§ Instruction
In the copy, include every entry exactly but none of the images.

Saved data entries
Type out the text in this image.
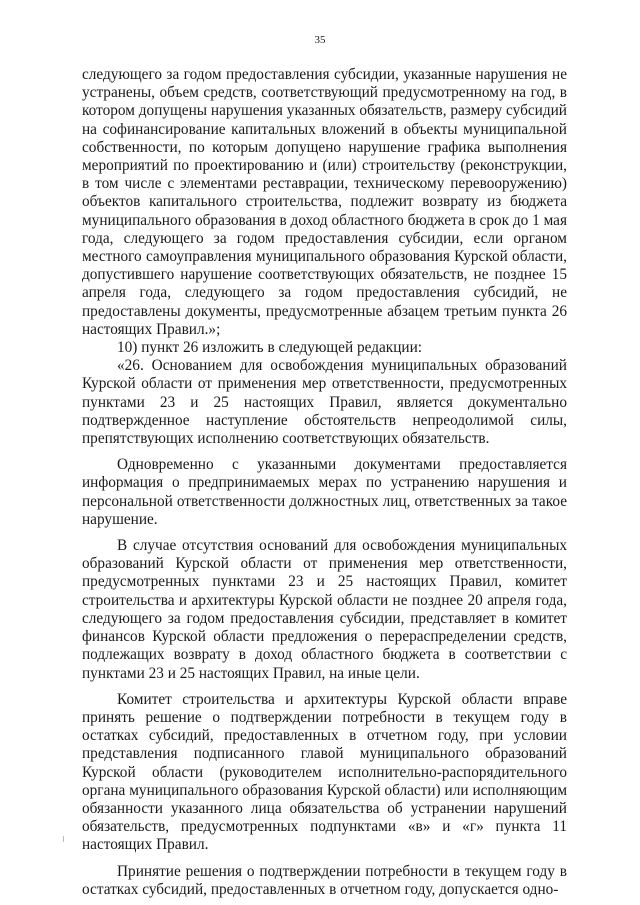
35

следующего за годом предоставления субсидии, указанные нарушения не устранены, объем средств, соответствующий предусмотренному на год, в котором допущены нарушения указанных обязательств, размеру субсидий на софинансирование капитальных вложений в объекты муниципальной собственности, по которым допущено нарушение графика выполнения мероприятий по проектированию и (или) строительству (реконструкции, в том числе с элементами реставрации, техническому перевооружению) объектов капитального строительства, подлежит возврату из бюджета муниципального образования в доход областного бюджета в срок до 1 мая года, следующего за годом предоставления субсидии, если органом местного самоуправления муниципального образования Курской области, допустившего нарушение соответствующих обязательств, не позднее 15 апреля года, следующего за годом предоставления субсидий, не предоставлены документы, предусмотренные абзацем третьим пункта 26 настоящих Правил.»;

10) пункт 26 изложить в следующей редакции:

«26. Основанием для освобождения муниципальных образований Курской области от применения мер ответственности, предусмотренных пунктами 23 и 25 настоящих Правил, является документально подтвержденное наступление обстоятельств непреодолимой силы, препятствующих исполнению соответствующих обязательств.

Одновременно с указанными документами предоставляется информация о предпринимаемых мерах по устранению нарушения и персональной ответственности должностных лиц, ответственных за такое нарушение.

В случае отсутствия оснований для освобождения муниципальных образований Курской области от применения мер ответственности, предусмотренных пунктами 23 и 25 настоящих Правил, комитет строительства и архитектуры Курской области не позднее 20 апреля года, следующего за годом предоставления субсидии, представляет в комитет финансов Курской области предложения о перераспределении средств, подлежащих возврату в доход областного бюджета в соответствии с пунктами 23 и 25 настоящих Правил, на иные цели.

Комитет строительства и архитектуры Курской области вправе принять решение о подтверждении потребности в текущем году в остатках субсидий, предоставленных в отчетном году, при условии представления подписанного главой муниципального образований Курской области (руководителем исполнительно-распорядительного органа муниципального образования Курской области) или исполняющим обязанности указанного лица обязательства об устранении нарушений обязательств, предусмотренных подпунктами «в» и «г» пункта 11 настоящих Правил.

Принятие решения о подтверждении потребности в текущем году в остатках субсидий, предоставленных в отчетном году, допускается одно-
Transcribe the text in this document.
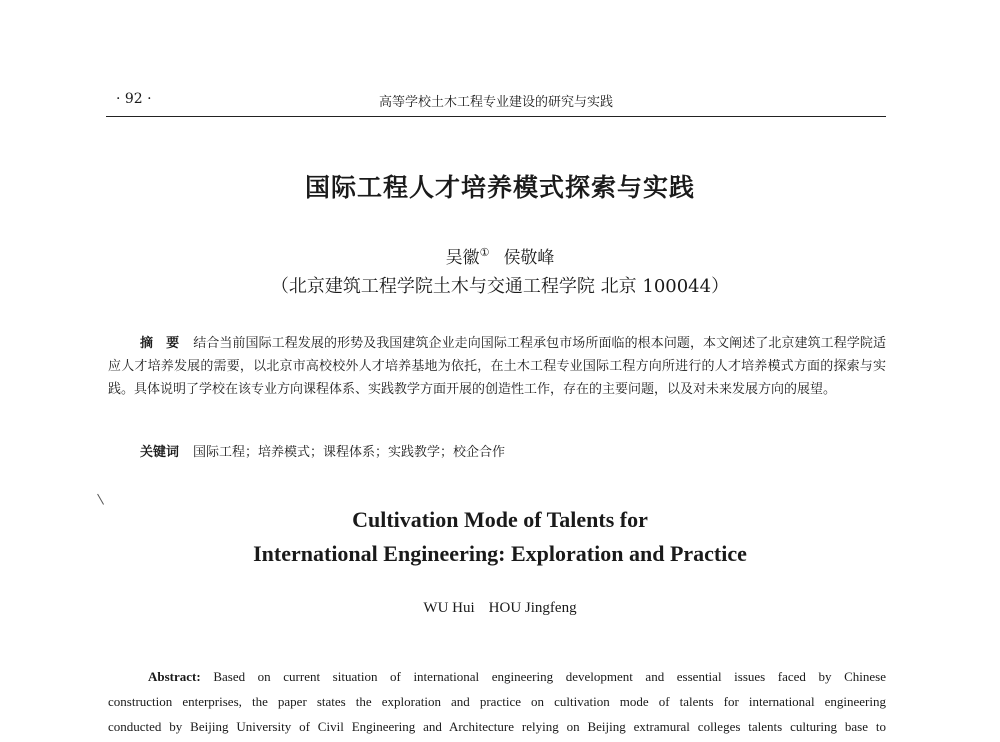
· 92 ·	高等学校土木工程专业建设的研究与实践
国际工程人才培养模式探索与实践
吴徽① 侯敬峰
（北京建筑工程学院土木与交通工程学院 北京 100044）
摘　要 结合当前国际工程发展的形势及我国建筑企业走向国际工程承包市场所面临的根本问题，本文阐述了北京建筑工程学院适应人才培养发展的需要，以北京市高校校外人才培养基地为依托，在土木工程专业国际工程方向所进行的人才培养模式方面的探索与实践。具体说明了学校在该专业方向课程体系、实践教学方面开展的创造性工作，存在的主要问题，以及对未来发展方向的展望。
关键词 国际工程；培养模式；课程体系；实践教学；校企合作
Cultivation Mode of Talents for
International Engineering: Exploration and Practice
WU Hui HOU Jingfeng

Abstract: Based on current situation of international engineering development and essential issues faced by Chinese

construction enterprises, the paper states the exploration and practice on cultivation mode of talents for international engineering

conducted by Beijing University of Civil Engineering and Architecture relying on Beijing extramural colleges talents culturing base to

§ Exercise output
Type out the text in this image.
35

следующего за годом предоставления субсидии, указанные нарушения не устранены, объем средств, соответствующий предусмотренному на год, в котором допущены нарушения указанных обязательств, размеру субсидий на софинансирование капитальных вложений в объекты муниципальной собственности, по которым допущено нарушение графика выполнения мероприятий по проектированию и (или) строительству (реконструкции, в том числе с элементами реставрации, техническому перевооружению) объектов капитального строительства, подлежит возврату из бюджета муниципального образования в доход областного бюджета в срок до 1 мая года, следующего за годом предоставления субсидии, если органом местного самоуправления муниципального образования Курской области, допустившего нарушение соответствующих обязательств, не позднее 15 апреля года, следующего за годом предоставления субсидий, не предоставлены документы, предусмотренные абзацем третьим пункта 26 настоящих Правил.»;

10) пункт 26 изложить в следующей редакции:

«26. Основанием для освобождения муниципальных образований Курской области от применения мер ответственности, предусмотренных пунктами 23 и 25 настоящих Правил, является документально подтвержденное наступление обстоятельств непреодолимой силы, препятствующих исполнению соответствующих обязательств.

Одновременно с указанными документами предоставляется информация о предпринимаемых мерах по устранению нарушения и персональной ответственности должностных лиц, ответственных за такое нарушение.

В случае отсутствия оснований для освобождения муниципальных образований Курской области от применения мер ответственности, предусмотренных пунктами 23 и 25 настоящих Правил, комитет строительства и архитектуры Курской области не позднее 20 апреля года, следующего за годом предоставления субсидии, представляет в комитет финансов Курской области предложения о перераспределении средств, подлежащих возврату в доход областного бюджета в соответствии с пунктами 23 и 25 настоящих Правил, на иные цели.

Комитет строительства и архитектуры Курской области вправе принять решение о подтверждении потребности в текущем году в остатках субсидий, предоставленных в отчетном году, при условии представления подписанного главой муниципального образований Курской области (руководителем исполнительно-распорядительного органа муниципального образования Курской области) или исполняющим обязанности указанного лица обязательства об устранении нарушений обязательств, предусмотренных подпунктами «в» и «г» пункта 11 настоящих Правил.

Принятие решения о подтверждении потребности в текущем году в остатках субсидий, предоставленных в отчетном году, допускается одно-
Transcribe the text in this document.
· 92 ·	高等学校土木工程专业建设的研究与实践
国际工程人才培养模式探索与实践
吴徽① 侯敬峰
（北京建筑工程学院土木与交通工程学院 北京 100044）
摘　要 结合当前国际工程发展的形势及我国建筑企业走向国际工程承包市场所面临的根本问题，本文阐述了北京建筑工程学院适应人才培养发展的需要，以北京市高校校外人才培养基地为依托，在土木工程专业国际工程方向所进行的人才培养模式方面的探索与实践。具体说明了学校在该专业方向课程体系、实践教学方面开展的创造性工作，存在的主要问题，以及对未来发展方向的展望。
关键词 国际工程；培养模式；课程体系；实践教学；校企合作
Cultivation Mode of Talents for
International Engineering: Exploration and Practice
WU Hui HOU Jingfeng

Abstract: Based on current situation of international engineering development and essential issues faced by Chinese

construction enterprises, the paper states the exploration and practice on cultivation mode of talents for international engineering

conducted by Beijing University of Civil Engineering and Architecture relying on Beijing extramural colleges talents culturing base to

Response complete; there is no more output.